# ENTRIES SHOWN:

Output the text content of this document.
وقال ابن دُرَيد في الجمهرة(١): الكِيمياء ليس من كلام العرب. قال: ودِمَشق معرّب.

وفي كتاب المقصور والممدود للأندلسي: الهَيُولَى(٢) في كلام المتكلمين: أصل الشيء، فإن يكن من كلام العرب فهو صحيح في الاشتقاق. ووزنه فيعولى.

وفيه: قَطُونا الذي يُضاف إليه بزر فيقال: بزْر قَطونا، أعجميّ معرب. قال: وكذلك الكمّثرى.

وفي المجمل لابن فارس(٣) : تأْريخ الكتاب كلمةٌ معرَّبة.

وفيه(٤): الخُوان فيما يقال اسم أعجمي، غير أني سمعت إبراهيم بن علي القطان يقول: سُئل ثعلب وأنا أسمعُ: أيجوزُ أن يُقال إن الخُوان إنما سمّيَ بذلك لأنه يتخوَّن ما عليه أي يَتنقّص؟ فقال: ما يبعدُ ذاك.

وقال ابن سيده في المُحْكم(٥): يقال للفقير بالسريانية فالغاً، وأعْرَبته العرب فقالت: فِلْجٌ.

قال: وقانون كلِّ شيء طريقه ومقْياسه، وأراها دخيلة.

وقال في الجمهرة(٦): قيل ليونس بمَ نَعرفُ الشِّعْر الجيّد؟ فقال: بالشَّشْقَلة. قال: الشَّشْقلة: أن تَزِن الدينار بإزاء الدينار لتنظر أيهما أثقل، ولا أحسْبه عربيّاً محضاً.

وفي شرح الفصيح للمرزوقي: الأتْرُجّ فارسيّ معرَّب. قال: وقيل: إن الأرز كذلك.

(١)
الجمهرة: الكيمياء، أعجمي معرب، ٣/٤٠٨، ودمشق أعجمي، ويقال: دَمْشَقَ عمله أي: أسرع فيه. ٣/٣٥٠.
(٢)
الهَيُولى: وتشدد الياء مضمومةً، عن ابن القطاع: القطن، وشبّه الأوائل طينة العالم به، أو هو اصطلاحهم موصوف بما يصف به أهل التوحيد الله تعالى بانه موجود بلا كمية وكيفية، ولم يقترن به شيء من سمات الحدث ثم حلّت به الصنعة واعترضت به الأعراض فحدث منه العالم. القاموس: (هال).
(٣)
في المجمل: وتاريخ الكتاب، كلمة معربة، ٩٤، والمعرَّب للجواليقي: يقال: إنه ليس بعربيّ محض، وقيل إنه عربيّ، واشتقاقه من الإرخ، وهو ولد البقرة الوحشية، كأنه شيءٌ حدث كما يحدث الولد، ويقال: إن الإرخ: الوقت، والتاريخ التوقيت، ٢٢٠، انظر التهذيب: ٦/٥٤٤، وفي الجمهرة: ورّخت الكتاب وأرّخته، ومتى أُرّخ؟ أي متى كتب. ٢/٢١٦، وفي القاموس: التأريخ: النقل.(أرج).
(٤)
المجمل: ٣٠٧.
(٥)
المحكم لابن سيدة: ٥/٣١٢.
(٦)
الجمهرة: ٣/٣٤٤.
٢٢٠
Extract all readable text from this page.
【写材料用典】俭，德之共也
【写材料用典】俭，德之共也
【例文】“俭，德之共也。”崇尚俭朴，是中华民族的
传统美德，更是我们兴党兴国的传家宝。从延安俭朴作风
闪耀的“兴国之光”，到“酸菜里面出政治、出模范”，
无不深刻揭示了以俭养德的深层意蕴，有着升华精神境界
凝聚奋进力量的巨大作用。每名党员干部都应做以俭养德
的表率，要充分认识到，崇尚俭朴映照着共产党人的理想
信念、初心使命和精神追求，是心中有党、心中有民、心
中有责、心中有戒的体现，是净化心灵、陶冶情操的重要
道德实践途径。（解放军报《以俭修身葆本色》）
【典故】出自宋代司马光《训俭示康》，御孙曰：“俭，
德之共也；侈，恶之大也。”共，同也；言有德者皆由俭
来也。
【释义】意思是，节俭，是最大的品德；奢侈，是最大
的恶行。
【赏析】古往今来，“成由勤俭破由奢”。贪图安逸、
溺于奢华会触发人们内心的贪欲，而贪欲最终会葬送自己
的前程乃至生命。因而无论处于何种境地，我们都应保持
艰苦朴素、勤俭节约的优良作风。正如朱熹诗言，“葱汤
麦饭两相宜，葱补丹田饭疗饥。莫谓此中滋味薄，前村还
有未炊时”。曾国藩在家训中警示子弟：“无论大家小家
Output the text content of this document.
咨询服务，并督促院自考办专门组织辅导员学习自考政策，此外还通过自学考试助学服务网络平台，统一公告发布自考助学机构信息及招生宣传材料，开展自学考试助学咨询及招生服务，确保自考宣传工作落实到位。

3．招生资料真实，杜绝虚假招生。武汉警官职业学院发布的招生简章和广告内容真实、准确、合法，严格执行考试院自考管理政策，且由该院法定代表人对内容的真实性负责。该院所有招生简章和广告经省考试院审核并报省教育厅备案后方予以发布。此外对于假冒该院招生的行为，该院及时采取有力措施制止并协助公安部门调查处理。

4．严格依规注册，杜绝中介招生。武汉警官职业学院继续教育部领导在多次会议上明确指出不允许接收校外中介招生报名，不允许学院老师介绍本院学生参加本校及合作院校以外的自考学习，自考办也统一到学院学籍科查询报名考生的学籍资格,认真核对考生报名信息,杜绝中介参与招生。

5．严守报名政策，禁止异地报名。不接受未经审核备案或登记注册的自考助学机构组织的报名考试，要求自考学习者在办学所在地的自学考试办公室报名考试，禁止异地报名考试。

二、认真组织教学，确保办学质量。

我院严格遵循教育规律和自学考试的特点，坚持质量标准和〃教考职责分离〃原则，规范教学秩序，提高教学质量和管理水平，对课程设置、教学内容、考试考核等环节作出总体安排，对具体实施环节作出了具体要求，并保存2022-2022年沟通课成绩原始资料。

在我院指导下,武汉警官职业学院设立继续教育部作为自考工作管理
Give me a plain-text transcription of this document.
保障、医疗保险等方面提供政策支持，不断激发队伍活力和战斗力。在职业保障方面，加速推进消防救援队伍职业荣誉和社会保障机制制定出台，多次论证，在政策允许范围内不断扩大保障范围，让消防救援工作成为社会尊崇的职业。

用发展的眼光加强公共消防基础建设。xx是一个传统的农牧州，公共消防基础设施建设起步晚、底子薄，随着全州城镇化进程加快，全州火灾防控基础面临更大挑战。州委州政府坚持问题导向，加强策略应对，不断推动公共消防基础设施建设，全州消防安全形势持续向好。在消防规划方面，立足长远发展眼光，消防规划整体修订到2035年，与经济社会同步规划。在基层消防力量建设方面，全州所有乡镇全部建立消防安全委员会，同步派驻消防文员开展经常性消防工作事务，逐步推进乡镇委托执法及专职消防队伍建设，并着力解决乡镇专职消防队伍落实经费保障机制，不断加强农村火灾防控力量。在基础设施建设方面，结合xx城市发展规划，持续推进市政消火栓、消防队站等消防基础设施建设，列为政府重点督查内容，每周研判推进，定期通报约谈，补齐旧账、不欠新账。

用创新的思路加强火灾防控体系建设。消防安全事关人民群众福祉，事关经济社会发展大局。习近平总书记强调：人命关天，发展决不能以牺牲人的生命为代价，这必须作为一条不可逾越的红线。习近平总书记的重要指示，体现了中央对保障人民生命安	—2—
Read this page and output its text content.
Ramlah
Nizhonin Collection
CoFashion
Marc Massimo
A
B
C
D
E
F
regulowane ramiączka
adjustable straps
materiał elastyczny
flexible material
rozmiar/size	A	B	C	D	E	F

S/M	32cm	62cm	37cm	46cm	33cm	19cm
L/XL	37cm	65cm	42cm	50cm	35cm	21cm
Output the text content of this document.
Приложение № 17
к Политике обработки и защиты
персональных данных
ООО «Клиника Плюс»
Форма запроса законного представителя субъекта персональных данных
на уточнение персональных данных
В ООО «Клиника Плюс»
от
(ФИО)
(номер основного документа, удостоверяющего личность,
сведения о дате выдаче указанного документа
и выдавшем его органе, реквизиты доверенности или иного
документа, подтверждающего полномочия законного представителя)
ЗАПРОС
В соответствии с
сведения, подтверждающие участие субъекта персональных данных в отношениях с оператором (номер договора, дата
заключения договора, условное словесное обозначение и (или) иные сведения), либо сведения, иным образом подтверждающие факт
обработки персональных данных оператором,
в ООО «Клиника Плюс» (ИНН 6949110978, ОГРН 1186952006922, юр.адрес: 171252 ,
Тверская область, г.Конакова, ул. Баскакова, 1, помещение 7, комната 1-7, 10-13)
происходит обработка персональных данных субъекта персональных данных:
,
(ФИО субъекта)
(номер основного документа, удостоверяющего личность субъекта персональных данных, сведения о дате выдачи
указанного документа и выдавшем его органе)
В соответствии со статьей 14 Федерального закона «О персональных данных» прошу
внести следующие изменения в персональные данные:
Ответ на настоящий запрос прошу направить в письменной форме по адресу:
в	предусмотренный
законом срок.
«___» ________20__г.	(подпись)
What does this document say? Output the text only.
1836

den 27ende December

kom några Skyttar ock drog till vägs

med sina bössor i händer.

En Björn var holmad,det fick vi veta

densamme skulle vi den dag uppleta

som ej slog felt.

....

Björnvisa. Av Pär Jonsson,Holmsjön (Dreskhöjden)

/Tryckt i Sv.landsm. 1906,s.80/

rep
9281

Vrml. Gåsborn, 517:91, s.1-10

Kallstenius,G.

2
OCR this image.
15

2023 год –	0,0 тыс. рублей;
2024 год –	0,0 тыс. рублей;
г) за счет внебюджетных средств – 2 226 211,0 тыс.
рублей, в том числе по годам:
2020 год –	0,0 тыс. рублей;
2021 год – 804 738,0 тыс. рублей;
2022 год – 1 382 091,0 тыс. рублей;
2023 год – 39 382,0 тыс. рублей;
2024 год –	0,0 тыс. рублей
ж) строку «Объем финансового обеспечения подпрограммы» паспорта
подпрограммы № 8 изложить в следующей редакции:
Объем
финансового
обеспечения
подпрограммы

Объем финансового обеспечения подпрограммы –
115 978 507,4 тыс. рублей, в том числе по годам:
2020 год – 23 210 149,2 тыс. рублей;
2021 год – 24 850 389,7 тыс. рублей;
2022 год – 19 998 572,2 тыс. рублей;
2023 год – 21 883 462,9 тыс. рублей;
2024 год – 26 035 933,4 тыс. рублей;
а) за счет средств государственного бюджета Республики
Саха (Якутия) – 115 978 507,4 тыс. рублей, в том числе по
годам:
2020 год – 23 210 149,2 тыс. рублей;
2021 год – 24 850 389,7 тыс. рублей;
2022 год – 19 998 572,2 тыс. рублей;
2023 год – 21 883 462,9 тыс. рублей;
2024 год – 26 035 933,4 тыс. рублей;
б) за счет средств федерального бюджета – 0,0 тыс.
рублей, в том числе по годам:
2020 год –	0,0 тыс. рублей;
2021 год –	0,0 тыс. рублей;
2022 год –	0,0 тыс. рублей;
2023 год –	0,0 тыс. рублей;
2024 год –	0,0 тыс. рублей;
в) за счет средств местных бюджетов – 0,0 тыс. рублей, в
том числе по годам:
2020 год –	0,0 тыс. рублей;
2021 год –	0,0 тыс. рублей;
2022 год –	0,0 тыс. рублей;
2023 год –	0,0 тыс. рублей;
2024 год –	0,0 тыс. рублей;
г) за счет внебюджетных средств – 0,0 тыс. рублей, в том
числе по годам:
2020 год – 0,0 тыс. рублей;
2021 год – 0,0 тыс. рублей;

# SET PROBLEM:
Go through the records and gather the lines that hold "this".

# TASK RESULT:
Output the text content of this document.
Extract all readable text from this page.
Output the text content of this document.
Give me a plain-text transcription of this document.
Read this page and output its text content.
Output the text content of this document.
What does this document say? Output the text only.
OCR this image.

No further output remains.